Aim of the task ▸ Look through the entries and report how many lines include the word "letter". Give the number alone.

(Records from a collection of figures)
## START
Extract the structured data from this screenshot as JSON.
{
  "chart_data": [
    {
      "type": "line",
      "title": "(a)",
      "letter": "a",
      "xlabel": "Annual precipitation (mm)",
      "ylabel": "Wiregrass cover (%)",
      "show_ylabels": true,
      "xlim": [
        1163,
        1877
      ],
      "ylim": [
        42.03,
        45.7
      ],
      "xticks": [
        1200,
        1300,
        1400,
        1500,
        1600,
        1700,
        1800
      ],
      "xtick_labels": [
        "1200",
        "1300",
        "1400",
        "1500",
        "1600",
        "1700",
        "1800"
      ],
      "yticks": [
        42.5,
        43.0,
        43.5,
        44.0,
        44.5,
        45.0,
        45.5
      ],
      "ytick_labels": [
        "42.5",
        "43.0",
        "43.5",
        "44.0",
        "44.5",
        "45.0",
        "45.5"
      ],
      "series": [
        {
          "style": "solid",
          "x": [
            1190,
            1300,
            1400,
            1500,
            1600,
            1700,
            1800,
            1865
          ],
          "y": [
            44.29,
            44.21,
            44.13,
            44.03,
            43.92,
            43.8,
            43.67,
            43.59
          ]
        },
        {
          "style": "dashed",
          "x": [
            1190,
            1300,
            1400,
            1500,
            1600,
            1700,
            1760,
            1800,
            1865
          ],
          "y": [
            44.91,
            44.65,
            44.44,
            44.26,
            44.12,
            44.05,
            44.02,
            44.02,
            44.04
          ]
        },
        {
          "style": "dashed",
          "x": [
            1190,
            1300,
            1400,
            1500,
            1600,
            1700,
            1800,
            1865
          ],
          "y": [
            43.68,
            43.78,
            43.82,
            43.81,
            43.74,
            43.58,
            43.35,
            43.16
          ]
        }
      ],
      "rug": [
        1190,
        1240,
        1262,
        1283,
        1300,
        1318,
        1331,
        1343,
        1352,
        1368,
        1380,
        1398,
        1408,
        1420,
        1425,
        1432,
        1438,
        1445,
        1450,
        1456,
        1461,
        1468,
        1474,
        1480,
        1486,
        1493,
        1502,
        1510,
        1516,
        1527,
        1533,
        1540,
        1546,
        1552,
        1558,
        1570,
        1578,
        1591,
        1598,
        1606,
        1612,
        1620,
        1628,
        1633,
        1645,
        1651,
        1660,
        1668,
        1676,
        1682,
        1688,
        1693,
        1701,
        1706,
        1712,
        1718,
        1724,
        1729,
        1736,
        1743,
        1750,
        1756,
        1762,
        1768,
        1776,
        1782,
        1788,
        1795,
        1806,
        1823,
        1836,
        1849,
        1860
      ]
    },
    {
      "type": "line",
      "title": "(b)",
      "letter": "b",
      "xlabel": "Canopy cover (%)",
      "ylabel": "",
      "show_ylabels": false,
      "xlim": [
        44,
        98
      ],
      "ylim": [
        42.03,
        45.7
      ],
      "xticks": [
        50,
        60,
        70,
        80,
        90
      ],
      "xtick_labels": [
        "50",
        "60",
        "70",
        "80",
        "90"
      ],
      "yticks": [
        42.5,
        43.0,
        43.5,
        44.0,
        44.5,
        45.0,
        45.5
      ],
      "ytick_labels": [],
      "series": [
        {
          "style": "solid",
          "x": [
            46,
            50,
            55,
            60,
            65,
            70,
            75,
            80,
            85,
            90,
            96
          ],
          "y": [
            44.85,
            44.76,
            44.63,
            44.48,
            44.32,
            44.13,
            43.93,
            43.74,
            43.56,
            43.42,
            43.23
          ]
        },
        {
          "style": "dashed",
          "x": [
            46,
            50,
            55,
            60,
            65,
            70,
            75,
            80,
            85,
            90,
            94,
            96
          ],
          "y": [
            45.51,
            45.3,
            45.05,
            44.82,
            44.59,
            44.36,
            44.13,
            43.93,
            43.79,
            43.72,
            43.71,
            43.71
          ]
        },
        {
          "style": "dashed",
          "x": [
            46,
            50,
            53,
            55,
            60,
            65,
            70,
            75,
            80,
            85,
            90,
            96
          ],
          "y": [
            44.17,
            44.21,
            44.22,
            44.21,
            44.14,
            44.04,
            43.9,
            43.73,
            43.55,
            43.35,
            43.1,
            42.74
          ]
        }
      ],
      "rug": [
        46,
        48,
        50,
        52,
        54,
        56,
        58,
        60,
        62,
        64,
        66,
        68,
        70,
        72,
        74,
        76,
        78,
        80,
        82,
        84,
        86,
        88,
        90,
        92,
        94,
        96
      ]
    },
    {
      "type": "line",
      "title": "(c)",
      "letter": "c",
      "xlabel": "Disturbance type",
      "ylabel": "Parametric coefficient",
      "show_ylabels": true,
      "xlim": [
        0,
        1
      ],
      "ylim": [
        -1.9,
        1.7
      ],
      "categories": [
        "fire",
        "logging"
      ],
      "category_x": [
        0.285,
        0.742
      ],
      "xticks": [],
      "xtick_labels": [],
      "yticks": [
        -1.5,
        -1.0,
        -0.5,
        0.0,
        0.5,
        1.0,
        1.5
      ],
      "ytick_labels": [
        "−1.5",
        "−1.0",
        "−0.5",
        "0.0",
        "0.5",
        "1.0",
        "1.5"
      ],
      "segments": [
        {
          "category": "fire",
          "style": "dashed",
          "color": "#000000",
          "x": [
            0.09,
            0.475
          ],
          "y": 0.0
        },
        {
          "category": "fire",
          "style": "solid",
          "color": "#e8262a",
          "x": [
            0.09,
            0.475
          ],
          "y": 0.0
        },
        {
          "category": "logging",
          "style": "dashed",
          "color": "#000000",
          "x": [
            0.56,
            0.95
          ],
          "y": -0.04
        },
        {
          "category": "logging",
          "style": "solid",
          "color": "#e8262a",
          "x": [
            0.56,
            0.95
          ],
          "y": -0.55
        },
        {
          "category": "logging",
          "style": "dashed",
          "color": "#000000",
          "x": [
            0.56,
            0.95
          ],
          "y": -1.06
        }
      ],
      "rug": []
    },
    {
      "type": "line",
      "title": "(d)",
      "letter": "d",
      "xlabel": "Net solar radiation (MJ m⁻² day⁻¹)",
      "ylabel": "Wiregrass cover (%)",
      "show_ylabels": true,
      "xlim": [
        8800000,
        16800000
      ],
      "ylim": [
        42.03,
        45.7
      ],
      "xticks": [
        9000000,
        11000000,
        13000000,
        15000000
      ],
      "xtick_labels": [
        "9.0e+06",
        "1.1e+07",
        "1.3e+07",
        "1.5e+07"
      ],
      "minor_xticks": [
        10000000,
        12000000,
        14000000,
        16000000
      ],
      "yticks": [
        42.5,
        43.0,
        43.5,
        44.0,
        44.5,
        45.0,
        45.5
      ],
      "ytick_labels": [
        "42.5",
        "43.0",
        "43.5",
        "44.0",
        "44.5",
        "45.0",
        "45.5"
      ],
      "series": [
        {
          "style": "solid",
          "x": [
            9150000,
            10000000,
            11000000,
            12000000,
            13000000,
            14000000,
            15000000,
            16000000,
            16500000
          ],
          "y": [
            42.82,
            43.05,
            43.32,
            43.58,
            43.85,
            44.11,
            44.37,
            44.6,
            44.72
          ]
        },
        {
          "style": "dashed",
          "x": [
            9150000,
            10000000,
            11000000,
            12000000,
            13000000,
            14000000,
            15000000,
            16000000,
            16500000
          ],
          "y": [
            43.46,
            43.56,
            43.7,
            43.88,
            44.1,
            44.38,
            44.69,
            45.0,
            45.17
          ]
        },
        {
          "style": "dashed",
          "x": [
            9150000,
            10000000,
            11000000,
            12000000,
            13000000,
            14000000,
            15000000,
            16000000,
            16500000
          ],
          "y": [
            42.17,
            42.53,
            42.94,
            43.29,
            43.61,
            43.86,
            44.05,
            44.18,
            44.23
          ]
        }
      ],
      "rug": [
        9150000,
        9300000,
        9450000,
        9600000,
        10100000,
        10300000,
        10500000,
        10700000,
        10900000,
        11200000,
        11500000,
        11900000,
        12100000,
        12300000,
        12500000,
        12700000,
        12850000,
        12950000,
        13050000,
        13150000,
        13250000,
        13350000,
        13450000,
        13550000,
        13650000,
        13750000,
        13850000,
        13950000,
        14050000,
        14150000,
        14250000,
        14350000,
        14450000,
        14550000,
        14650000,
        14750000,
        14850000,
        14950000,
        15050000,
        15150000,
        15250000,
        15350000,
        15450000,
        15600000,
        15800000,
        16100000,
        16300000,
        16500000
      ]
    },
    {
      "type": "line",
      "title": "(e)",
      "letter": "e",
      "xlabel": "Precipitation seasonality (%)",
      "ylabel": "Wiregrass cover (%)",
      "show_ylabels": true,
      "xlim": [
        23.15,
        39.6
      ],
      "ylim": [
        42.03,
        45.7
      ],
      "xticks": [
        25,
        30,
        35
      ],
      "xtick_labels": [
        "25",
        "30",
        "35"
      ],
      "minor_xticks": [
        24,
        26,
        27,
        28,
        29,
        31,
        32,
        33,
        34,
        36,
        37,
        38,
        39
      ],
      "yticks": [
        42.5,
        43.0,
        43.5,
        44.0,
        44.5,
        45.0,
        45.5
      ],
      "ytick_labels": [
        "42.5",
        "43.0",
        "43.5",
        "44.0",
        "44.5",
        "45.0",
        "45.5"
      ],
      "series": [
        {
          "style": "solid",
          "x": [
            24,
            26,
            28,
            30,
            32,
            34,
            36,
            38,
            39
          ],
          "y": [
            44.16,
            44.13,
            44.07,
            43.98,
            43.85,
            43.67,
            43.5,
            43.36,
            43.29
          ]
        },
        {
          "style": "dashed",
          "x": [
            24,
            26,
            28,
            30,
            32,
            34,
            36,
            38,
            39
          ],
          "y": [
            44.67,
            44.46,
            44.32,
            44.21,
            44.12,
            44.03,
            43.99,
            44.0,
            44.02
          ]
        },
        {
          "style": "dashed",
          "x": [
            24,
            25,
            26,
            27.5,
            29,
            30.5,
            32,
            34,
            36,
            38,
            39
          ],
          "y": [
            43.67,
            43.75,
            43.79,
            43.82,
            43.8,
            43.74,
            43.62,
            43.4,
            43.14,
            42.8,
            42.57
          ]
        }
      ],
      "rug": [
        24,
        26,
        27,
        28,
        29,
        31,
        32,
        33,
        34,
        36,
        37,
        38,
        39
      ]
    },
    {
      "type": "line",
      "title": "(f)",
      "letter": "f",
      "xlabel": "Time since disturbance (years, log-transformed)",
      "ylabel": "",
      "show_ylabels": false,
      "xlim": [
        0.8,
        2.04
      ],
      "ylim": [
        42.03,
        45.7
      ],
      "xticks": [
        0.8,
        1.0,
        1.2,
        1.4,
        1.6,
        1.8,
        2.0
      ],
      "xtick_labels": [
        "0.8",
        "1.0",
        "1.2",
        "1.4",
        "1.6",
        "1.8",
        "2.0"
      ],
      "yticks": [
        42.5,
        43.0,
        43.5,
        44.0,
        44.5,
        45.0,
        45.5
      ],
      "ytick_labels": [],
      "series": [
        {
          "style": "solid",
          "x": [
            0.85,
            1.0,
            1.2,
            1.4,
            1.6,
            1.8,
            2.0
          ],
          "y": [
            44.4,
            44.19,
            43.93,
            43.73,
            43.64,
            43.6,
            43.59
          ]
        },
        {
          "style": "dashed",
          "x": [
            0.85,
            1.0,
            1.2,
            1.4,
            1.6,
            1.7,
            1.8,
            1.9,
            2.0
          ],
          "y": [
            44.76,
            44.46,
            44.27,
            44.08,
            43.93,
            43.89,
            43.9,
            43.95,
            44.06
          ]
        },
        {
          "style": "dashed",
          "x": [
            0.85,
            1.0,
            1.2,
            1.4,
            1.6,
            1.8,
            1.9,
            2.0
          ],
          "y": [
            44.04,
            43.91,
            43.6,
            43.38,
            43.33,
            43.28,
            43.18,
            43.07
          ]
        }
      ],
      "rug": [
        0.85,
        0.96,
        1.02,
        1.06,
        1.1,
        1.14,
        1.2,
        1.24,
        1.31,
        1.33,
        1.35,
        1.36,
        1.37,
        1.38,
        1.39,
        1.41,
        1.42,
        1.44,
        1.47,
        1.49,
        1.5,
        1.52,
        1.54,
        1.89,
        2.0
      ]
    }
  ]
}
## END
Reply ▸ 6